Data tied to figure images:
--------

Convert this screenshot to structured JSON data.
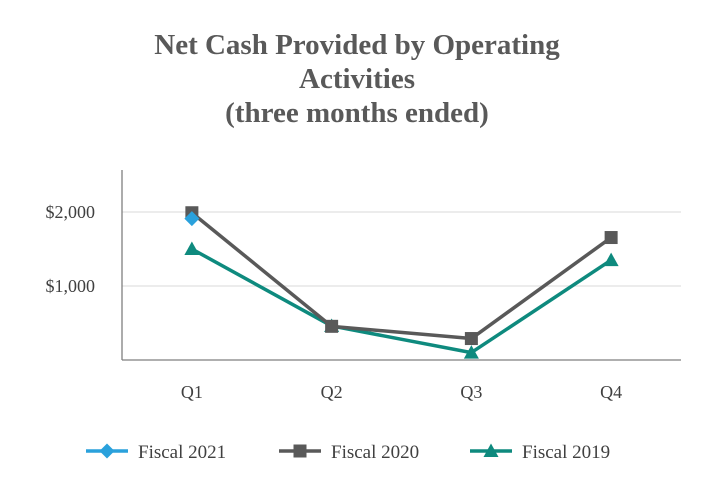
{
  "chart_data": {
    "type": "line",
    "title_lines": [
      "Net Cash Provided by Operating",
      "Activities",
      "(three months ended)"
    ],
    "categories": [
      "Q1",
      "Q2",
      "Q3",
      "Q4"
    ],
    "y_ticks": [
      {
        "value": 1000,
        "label": "$1,000"
      },
      {
        "value": 2000,
        "label": "$2,000"
      }
    ],
    "ylim": [
      0,
      2500
    ],
    "grid": true,
    "legend_position": "bottom",
    "series": [
      {
        "name": "Fiscal 2021",
        "color": "#2AA1DC",
        "marker": "diamond",
        "values": [
          1910,
          null,
          null,
          null
        ]
      },
      {
        "name": "Fiscal 2020",
        "color": "#595959",
        "marker": "square",
        "values": [
          1990,
          455,
          290,
          1655
        ]
      },
      {
        "name": "Fiscal 2019",
        "color": "#0E8A7E",
        "marker": "triangle",
        "values": [
          1500,
          460,
          100,
          1350
        ]
      }
    ]
  }
}
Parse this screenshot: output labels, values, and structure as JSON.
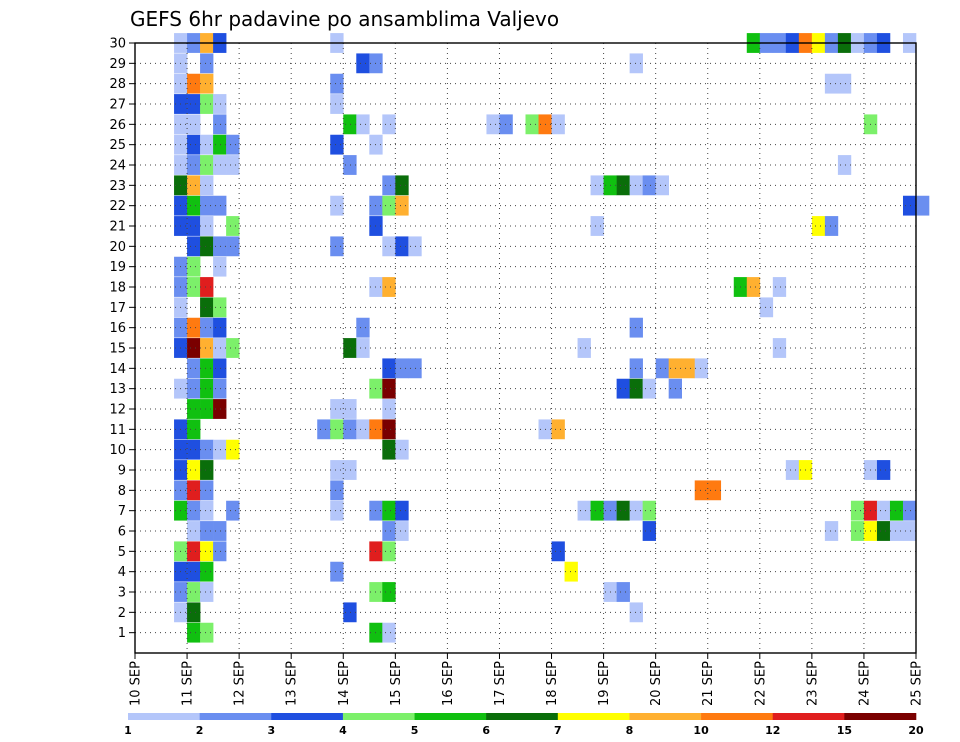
{
  "chart_data": {
    "type": "heatmap",
    "title": "GEFS 6hr padavine po ansamblima Valjevo",
    "x_tick_labels": [
      "10 SEP",
      "11 SEP",
      "12 SEP",
      "13 SEP",
      "14 SEP",
      "15 SEP",
      "16 SEP",
      "17 SEP",
      "18 SEP",
      "19 SEP",
      "20 SEP",
      "21 SEP",
      "22 SEP",
      "23 SEP",
      "24 SEP",
      "25 SEP"
    ],
    "y_tick_labels": [
      "1",
      "2",
      "3",
      "4",
      "5",
      "6",
      "7",
      "8",
      "9",
      "10",
      "11",
      "12",
      "13",
      "14",
      "15",
      "16",
      "17",
      "18",
      "19",
      "20",
      "21",
      "22",
      "23",
      "24",
      "25",
      "26",
      "27",
      "28",
      "29",
      "30"
    ],
    "xlim": [
      0,
      15
    ],
    "ylim": [
      0,
      30
    ],
    "grid": true,
    "colorbar": {
      "colors": [
        "#b4c6fa",
        "#6a8ef0",
        "#1f4fe0",
        "#7cf06a",
        "#10c010",
        "#0a6e0a",
        "#ffff00",
        "#ffb030",
        "#ff7a10",
        "#e01e1e",
        "#7a0000"
      ],
      "labels": [
        "1",
        "2",
        "3",
        "4",
        "5",
        "6",
        "7",
        "8",
        "10",
        "12",
        "15",
        "20"
      ]
    },
    "cells_note": "each cell: [x_day_offset_from_10_SEP, ensemble_member_row, precipitation_class_index]",
    "cells": [
      [
        0.75,
        30,
        0
      ],
      [
        1.0,
        30,
        1
      ],
      [
        1.25,
        30,
        7
      ],
      [
        1.5,
        30,
        2
      ],
      [
        3.75,
        30,
        0
      ],
      [
        11.75,
        30,
        4
      ],
      [
        12.0,
        30,
        1
      ],
      [
        12.25,
        30,
        1
      ],
      [
        12.5,
        30,
        2
      ],
      [
        12.75,
        30,
        8
      ],
      [
        13.0,
        30,
        6
      ],
      [
        13.25,
        30,
        1
      ],
      [
        13.5,
        30,
        5
      ],
      [
        13.75,
        30,
        0
      ],
      [
        14.0,
        30,
        1
      ],
      [
        14.25,
        30,
        2
      ],
      [
        14.75,
        30,
        0
      ],
      [
        0.75,
        29,
        0
      ],
      [
        1.25,
        29,
        1
      ],
      [
        4.25,
        29,
        2
      ],
      [
        4.5,
        29,
        1
      ],
      [
        9.5,
        29,
        0
      ],
      [
        0.75,
        28,
        0
      ],
      [
        1.0,
        28,
        8
      ],
      [
        1.25,
        28,
        7
      ],
      [
        3.75,
        28,
        1
      ],
      [
        13.25,
        28,
        0
      ],
      [
        13.5,
        28,
        0
      ],
      [
        0.75,
        27,
        2
      ],
      [
        1.0,
        27,
        2
      ],
      [
        1.25,
        27,
        3
      ],
      [
        1.5,
        27,
        0
      ],
      [
        3.75,
        27,
        0
      ],
      [
        0.75,
        26,
        0
      ],
      [
        1.0,
        26,
        0
      ],
      [
        1.5,
        26,
        1
      ],
      [
        4.0,
        26,
        4
      ],
      [
        4.25,
        26,
        0
      ],
      [
        4.75,
        26,
        0
      ],
      [
        6.75,
        26,
        0
      ],
      [
        7.0,
        26,
        1
      ],
      [
        7.5,
        26,
        3
      ],
      [
        7.75,
        26,
        8
      ],
      [
        8.0,
        26,
        0
      ],
      [
        14.0,
        26,
        3
      ],
      [
        0.75,
        25,
        0
      ],
      [
        1.0,
        25,
        2
      ],
      [
        1.25,
        25,
        0
      ],
      [
        1.5,
        25,
        4
      ],
      [
        1.75,
        25,
        1
      ],
      [
        3.75,
        25,
        2
      ],
      [
        4.5,
        25,
        0
      ],
      [
        0.75,
        24,
        0
      ],
      [
        1.0,
        24,
        1
      ],
      [
        1.25,
        24,
        3
      ],
      [
        1.5,
        24,
        0
      ],
      [
        1.75,
        24,
        0
      ],
      [
        4.0,
        24,
        1
      ],
      [
        13.5,
        24,
        0
      ],
      [
        0.75,
        23,
        5
      ],
      [
        1.0,
        23,
        7
      ],
      [
        1.25,
        23,
        0
      ],
      [
        4.75,
        23,
        1
      ],
      [
        5.0,
        23,
        5
      ],
      [
        8.75,
        23,
        0
      ],
      [
        9.0,
        23,
        4
      ],
      [
        9.25,
        23,
        5
      ],
      [
        9.5,
        23,
        0
      ],
      [
        9.75,
        23,
        1
      ],
      [
        10.0,
        23,
        0
      ],
      [
        0.75,
        22,
        2
      ],
      [
        1.0,
        22,
        4
      ],
      [
        1.25,
        22,
        1
      ],
      [
        1.5,
        22,
        1
      ],
      [
        3.75,
        22,
        0
      ],
      [
        4.5,
        22,
        1
      ],
      [
        4.75,
        22,
        3
      ],
      [
        5.0,
        22,
        7
      ],
      [
        14.75,
        22,
        2
      ],
      [
        15.0,
        22,
        1
      ],
      [
        0.75,
        21,
        2
      ],
      [
        1.0,
        21,
        2
      ],
      [
        1.25,
        21,
        0
      ],
      [
        1.75,
        21,
        3
      ],
      [
        4.5,
        21,
        2
      ],
      [
        8.75,
        21,
        0
      ],
      [
        13.0,
        21,
        6
      ],
      [
        13.25,
        21,
        1
      ],
      [
        1.0,
        20,
        2
      ],
      [
        1.25,
        20,
        5
      ],
      [
        1.5,
        20,
        1
      ],
      [
        1.75,
        20,
        1
      ],
      [
        3.75,
        20,
        1
      ],
      [
        4.75,
        20,
        0
      ],
      [
        5.0,
        20,
        2
      ],
      [
        5.25,
        20,
        0
      ],
      [
        0.75,
        19,
        1
      ],
      [
        1.0,
        19,
        3
      ],
      [
        1.5,
        19,
        0
      ],
      [
        0.75,
        18,
        1
      ],
      [
        1.0,
        18,
        3
      ],
      [
        1.25,
        18,
        9
      ],
      [
        4.5,
        18,
        0
      ],
      [
        4.75,
        18,
        7
      ],
      [
        11.5,
        18,
        4
      ],
      [
        11.75,
        18,
        7
      ],
      [
        12.25,
        18,
        0
      ],
      [
        0.75,
        17,
        0
      ],
      [
        1.25,
        17,
        5
      ],
      [
        1.5,
        17,
        3
      ],
      [
        12.0,
        17,
        0
      ],
      [
        0.75,
        16,
        1
      ],
      [
        1.0,
        16,
        8
      ],
      [
        1.25,
        16,
        1
      ],
      [
        1.5,
        16,
        2
      ],
      [
        4.25,
        16,
        1
      ],
      [
        9.5,
        16,
        1
      ],
      [
        0.75,
        15,
        2
      ],
      [
        1.0,
        15,
        10
      ],
      [
        1.25,
        15,
        7
      ],
      [
        1.5,
        15,
        0
      ],
      [
        1.75,
        15,
        3
      ],
      [
        4.0,
        15,
        5
      ],
      [
        4.25,
        15,
        0
      ],
      [
        8.5,
        15,
        0
      ],
      [
        12.25,
        15,
        0
      ],
      [
        1.0,
        14,
        1
      ],
      [
        1.25,
        14,
        4
      ],
      [
        1.5,
        14,
        2
      ],
      [
        4.75,
        14,
        2
      ],
      [
        5.0,
        14,
        1
      ],
      [
        5.25,
        14,
        1
      ],
      [
        9.5,
        14,
        1
      ],
      [
        10.0,
        14,
        1
      ],
      [
        10.25,
        14,
        7
      ],
      [
        10.5,
        14,
        7
      ],
      [
        10.75,
        14,
        0
      ],
      [
        0.75,
        13,
        0
      ],
      [
        1.0,
        13,
        1
      ],
      [
        1.25,
        13,
        4
      ],
      [
        1.5,
        13,
        1
      ],
      [
        4.5,
        13,
        3
      ],
      [
        4.75,
        13,
        10
      ],
      [
        9.25,
        13,
        2
      ],
      [
        9.5,
        13,
        5
      ],
      [
        9.75,
        13,
        0
      ],
      [
        10.25,
        13,
        1
      ],
      [
        1.0,
        12,
        4
      ],
      [
        1.25,
        12,
        4
      ],
      [
        1.5,
        12,
        10
      ],
      [
        3.75,
        12,
        0
      ],
      [
        4.0,
        12,
        0
      ],
      [
        4.75,
        12,
        0
      ],
      [
        0.75,
        11,
        2
      ],
      [
        1.0,
        11,
        4
      ],
      [
        3.5,
        11,
        1
      ],
      [
        3.75,
        11,
        3
      ],
      [
        4.0,
        11,
        1
      ],
      [
        4.25,
        11,
        0
      ],
      [
        4.5,
        11,
        8
      ],
      [
        4.75,
        11,
        10
      ],
      [
        7.75,
        11,
        0
      ],
      [
        8.0,
        11,
        7
      ],
      [
        0.75,
        10,
        2
      ],
      [
        1.0,
        10,
        2
      ],
      [
        1.25,
        10,
        1
      ],
      [
        1.5,
        10,
        0
      ],
      [
        1.75,
        10,
        6
      ],
      [
        4.75,
        10,
        5
      ],
      [
        5.0,
        10,
        0
      ],
      [
        0.75,
        9,
        2
      ],
      [
        1.0,
        9,
        6
      ],
      [
        1.25,
        9,
        5
      ],
      [
        3.75,
        9,
        0
      ],
      [
        4.0,
        9,
        0
      ],
      [
        12.5,
        9,
        0
      ],
      [
        12.75,
        9,
        6
      ],
      [
        14.0,
        9,
        0
      ],
      [
        14.25,
        9,
        2
      ],
      [
        0.75,
        8,
        1
      ],
      [
        1.0,
        8,
        9
      ],
      [
        1.25,
        8,
        1
      ],
      [
        3.75,
        8,
        1
      ],
      [
        10.75,
        8,
        8
      ],
      [
        11.0,
        8,
        8
      ],
      [
        0.75,
        7,
        4
      ],
      [
        1.0,
        7,
        1
      ],
      [
        1.25,
        7,
        0
      ],
      [
        1.75,
        7,
        1
      ],
      [
        3.75,
        7,
        0
      ],
      [
        4.5,
        7,
        1
      ],
      [
        4.75,
        7,
        4
      ],
      [
        5.0,
        7,
        2
      ],
      [
        8.5,
        7,
        0
      ],
      [
        8.75,
        7,
        4
      ],
      [
        9.0,
        7,
        1
      ],
      [
        9.25,
        7,
        5
      ],
      [
        9.5,
        7,
        0
      ],
      [
        9.75,
        7,
        3
      ],
      [
        13.75,
        7,
        3
      ],
      [
        14.0,
        7,
        9
      ],
      [
        14.25,
        7,
        0
      ],
      [
        14.5,
        7,
        4
      ],
      [
        14.75,
        7,
        1
      ],
      [
        1.0,
        6,
        0
      ],
      [
        1.25,
        6,
        1
      ],
      [
        1.5,
        6,
        1
      ],
      [
        4.75,
        6,
        1
      ],
      [
        5.0,
        6,
        0
      ],
      [
        9.75,
        6,
        2
      ],
      [
        13.25,
        6,
        0
      ],
      [
        13.75,
        6,
        3
      ],
      [
        14.0,
        6,
        6
      ],
      [
        14.25,
        6,
        5
      ],
      [
        14.5,
        6,
        0
      ],
      [
        14.75,
        6,
        0
      ],
      [
        0.75,
        5,
        3
      ],
      [
        1.0,
        5,
        9
      ],
      [
        1.25,
        5,
        6
      ],
      [
        1.5,
        5,
        1
      ],
      [
        4.5,
        5,
        9
      ],
      [
        4.75,
        5,
        3
      ],
      [
        8.0,
        5,
        2
      ],
      [
        0.75,
        4,
        2
      ],
      [
        1.0,
        4,
        2
      ],
      [
        1.25,
        4,
        4
      ],
      [
        3.75,
        4,
        1
      ],
      [
        8.25,
        4,
        6
      ],
      [
        0.75,
        3,
        1
      ],
      [
        1.0,
        3,
        3
      ],
      [
        1.25,
        3,
        0
      ],
      [
        4.5,
        3,
        3
      ],
      [
        4.75,
        3,
        4
      ],
      [
        9.0,
        3,
        0
      ],
      [
        9.25,
        3,
        1
      ],
      [
        0.75,
        2,
        0
      ],
      [
        1.0,
        2,
        5
      ],
      [
        4.0,
        2,
        2
      ],
      [
        9.5,
        2,
        0
      ],
      [
        1.0,
        1,
        4
      ],
      [
        1.25,
        1,
        3
      ],
      [
        4.5,
        1,
        4
      ],
      [
        4.75,
        1,
        0
      ]
    ]
  }
}
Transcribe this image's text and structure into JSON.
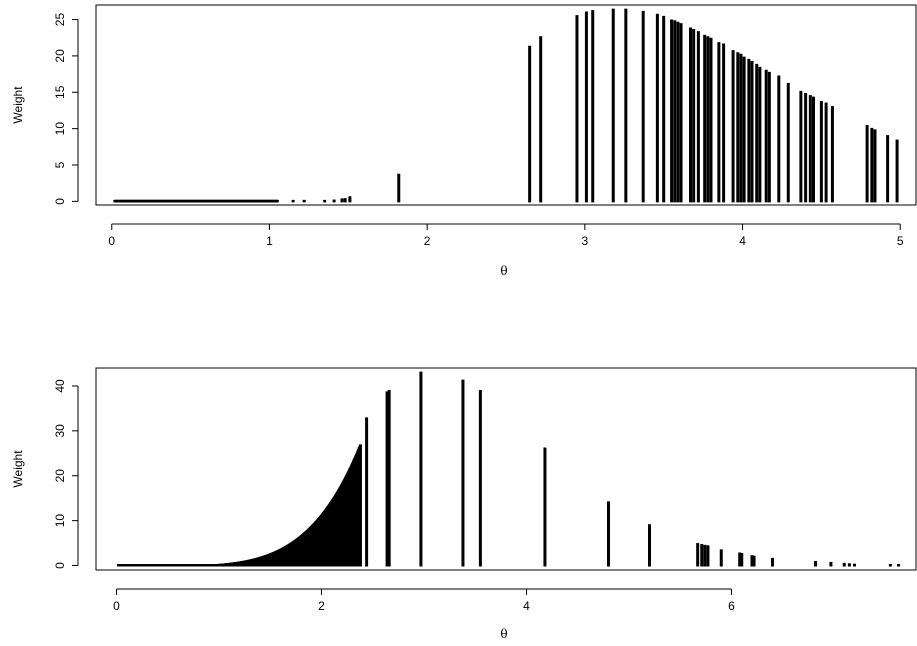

--------

> What is asked
Copy all lines from the material that contain "marker".

> Written solution
        "marker": "diamond",
        "marker": "square",
        "marker": "triangle",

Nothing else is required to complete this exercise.